DATA TO USE ->
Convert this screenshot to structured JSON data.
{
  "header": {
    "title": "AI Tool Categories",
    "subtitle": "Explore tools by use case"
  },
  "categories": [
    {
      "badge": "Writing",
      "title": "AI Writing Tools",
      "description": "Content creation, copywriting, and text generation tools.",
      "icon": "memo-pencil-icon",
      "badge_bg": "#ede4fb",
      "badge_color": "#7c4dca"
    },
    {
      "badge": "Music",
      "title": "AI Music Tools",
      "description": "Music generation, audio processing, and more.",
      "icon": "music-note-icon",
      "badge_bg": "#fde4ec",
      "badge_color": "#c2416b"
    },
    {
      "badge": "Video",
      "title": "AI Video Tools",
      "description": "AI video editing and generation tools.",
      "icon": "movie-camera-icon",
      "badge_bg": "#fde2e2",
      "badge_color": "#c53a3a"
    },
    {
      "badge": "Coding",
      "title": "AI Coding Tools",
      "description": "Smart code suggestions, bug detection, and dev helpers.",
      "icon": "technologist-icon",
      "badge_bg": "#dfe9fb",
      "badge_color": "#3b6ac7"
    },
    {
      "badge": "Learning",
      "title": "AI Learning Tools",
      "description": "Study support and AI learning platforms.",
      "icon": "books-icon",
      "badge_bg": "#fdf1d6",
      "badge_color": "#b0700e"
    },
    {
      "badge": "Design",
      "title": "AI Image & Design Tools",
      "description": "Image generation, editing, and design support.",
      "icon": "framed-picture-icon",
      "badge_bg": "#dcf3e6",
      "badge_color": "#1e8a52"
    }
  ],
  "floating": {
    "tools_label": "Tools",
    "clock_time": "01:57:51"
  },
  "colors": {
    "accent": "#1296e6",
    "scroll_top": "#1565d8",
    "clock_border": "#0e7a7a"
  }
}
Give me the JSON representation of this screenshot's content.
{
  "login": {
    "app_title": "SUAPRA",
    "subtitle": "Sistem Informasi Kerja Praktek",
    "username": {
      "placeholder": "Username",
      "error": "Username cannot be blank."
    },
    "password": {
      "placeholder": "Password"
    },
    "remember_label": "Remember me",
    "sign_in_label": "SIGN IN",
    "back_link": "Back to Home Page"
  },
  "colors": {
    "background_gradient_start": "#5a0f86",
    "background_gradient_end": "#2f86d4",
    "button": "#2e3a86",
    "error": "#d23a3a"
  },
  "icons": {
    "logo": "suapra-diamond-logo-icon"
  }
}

WRITTEN EXERCISE ->
Copy each line holding the word "this" from the listing above.

RESULT ->
Convert this screenshot to structured JSON data.
Give me the JSON representation of this screenshot's content.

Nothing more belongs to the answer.